§ About this task: Pick up the passage on AAS use and risky drinking after its final sentence and carry it forward.

====== Provided passage

The present findings demonstrate that male users of AAS may share similar characteristics with individuals who use illicit drugs or who misuse sedatives or analgesics. On the other hand, risk drinking was not related to AAS use in the present survey. Although weighted prevalence data should be interpreted with caution, the proportion of risk drinkers was high among AAS users compared to previous population data from the Swedish male general population [ 37 ].
The proportion of risk drinkers was also higher than among nonusers, whereas no statistical association was seen between risk drinking and AAS use with illicit drugs and prescription drugs included in the model. Previously, an association has been described between alcohol use and AAS in adolescent samples [ 9 , 11 , 13 , 14 ], and in the general population [ 22 ].
In the present study, the time frame considered was different for AAS use lifetime and alcohol use, as most items in the instrument chosen measure the present or the past 12 months. It can not be excluded that an association would have been seen if a lifetime measure of risky alcohol behavior would have been used.

============
====== Information shown

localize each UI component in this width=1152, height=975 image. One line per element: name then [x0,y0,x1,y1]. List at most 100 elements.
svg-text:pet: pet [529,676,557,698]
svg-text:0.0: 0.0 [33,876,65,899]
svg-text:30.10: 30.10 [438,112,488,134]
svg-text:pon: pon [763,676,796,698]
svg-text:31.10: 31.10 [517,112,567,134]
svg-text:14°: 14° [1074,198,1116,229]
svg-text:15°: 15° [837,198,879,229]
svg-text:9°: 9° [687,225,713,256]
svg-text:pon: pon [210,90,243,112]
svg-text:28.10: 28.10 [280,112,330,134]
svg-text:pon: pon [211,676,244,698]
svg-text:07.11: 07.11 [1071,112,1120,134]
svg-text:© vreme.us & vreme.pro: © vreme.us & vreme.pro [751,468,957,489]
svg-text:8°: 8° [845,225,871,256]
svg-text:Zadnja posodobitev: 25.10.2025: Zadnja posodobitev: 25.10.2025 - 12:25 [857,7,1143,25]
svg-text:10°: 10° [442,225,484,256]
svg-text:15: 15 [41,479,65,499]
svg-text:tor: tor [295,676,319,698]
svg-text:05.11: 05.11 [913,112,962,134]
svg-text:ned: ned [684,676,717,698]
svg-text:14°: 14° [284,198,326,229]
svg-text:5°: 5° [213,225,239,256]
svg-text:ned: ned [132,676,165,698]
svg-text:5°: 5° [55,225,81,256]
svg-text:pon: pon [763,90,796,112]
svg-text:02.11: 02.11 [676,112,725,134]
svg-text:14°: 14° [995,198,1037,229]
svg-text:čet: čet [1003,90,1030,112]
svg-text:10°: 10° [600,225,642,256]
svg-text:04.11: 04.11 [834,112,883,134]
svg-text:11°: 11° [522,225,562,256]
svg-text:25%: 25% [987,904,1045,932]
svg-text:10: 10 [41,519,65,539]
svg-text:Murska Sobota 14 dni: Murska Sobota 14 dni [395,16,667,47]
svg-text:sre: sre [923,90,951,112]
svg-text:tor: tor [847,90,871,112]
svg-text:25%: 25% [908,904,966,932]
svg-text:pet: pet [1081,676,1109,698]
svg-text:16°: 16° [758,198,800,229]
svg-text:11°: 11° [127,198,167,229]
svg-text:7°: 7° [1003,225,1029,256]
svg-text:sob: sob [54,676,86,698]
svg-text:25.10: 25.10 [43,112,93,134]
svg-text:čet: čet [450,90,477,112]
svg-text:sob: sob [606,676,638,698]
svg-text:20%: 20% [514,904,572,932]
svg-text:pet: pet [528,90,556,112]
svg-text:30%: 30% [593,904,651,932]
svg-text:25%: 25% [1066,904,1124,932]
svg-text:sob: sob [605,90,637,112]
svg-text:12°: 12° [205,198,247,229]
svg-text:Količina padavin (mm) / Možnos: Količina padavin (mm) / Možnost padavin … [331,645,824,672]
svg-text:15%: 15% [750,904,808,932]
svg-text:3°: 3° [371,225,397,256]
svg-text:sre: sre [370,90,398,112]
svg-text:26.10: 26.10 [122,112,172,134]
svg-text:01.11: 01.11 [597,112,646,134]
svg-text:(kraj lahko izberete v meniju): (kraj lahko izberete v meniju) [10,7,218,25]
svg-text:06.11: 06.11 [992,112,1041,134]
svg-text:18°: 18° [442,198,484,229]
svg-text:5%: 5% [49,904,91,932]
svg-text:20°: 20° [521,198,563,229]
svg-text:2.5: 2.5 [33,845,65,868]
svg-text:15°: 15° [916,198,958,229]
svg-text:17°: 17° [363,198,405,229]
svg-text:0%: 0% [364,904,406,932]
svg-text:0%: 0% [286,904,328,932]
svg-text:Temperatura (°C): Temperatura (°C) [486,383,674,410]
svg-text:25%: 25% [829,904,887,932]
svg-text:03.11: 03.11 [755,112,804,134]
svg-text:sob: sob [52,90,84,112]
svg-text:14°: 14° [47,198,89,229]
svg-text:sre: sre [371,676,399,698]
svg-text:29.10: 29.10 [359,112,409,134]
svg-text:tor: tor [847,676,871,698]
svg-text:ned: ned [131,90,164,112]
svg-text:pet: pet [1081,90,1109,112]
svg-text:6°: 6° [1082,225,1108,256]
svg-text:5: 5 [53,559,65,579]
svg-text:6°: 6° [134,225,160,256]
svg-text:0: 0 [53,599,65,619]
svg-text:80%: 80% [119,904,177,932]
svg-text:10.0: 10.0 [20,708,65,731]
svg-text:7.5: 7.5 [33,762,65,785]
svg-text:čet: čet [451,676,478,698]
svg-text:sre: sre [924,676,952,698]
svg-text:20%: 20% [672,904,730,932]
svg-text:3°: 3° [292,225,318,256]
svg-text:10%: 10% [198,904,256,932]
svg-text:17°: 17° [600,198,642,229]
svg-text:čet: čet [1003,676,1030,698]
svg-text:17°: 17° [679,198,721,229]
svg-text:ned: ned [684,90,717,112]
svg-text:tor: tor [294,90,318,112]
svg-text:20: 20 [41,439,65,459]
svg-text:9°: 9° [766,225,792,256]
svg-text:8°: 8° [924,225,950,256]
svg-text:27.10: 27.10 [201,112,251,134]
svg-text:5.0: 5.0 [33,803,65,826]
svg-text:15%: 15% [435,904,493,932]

============

§ Response to this task:
Interestingly, when analyzing only individuals who had been offered to use or who actually used AAS, drug-related variables were the only variables associated with the actual use of AAS. Here, no association was seen with physical training. This may indicate that involvement in sports or other physical training is crucial in many cases for an individual to get into contact with AAS use. Also, the association with substance use variables here may indicate that regardless of setting and whether the individual is regularly training or not, males who are more likely to use drugs in their lifetime are also more likely to be those who actually use AAS when it is offered.
The present study does not permit conclusions to be drawn about the temporality of AAS and other substance use. The results demonstrate a relatively strong association between AAS use and illicit drug use or misuse of prescription drugs, whereas substance use may have occurred before or after the use of AAS. A gateway hypothesis has been discussed in the literature, meaning that the use of AAS may increase the risk of subsequent illicit drug use [ 38 ], although there is also data showing that in many individuals with both types of substance use, the use of illicit drugs preceded the use of AAS [ 17 ].
Although temporality can not be thoroughly analyzed from the present study, where first-time use was not assessed, we conclude that AAS use and illicit substance use had a relatively strong correlation in this male general population study, and regardless of whether illicit drugs use or AAS occurred first, these variables appear to be associated and may share common characteristics.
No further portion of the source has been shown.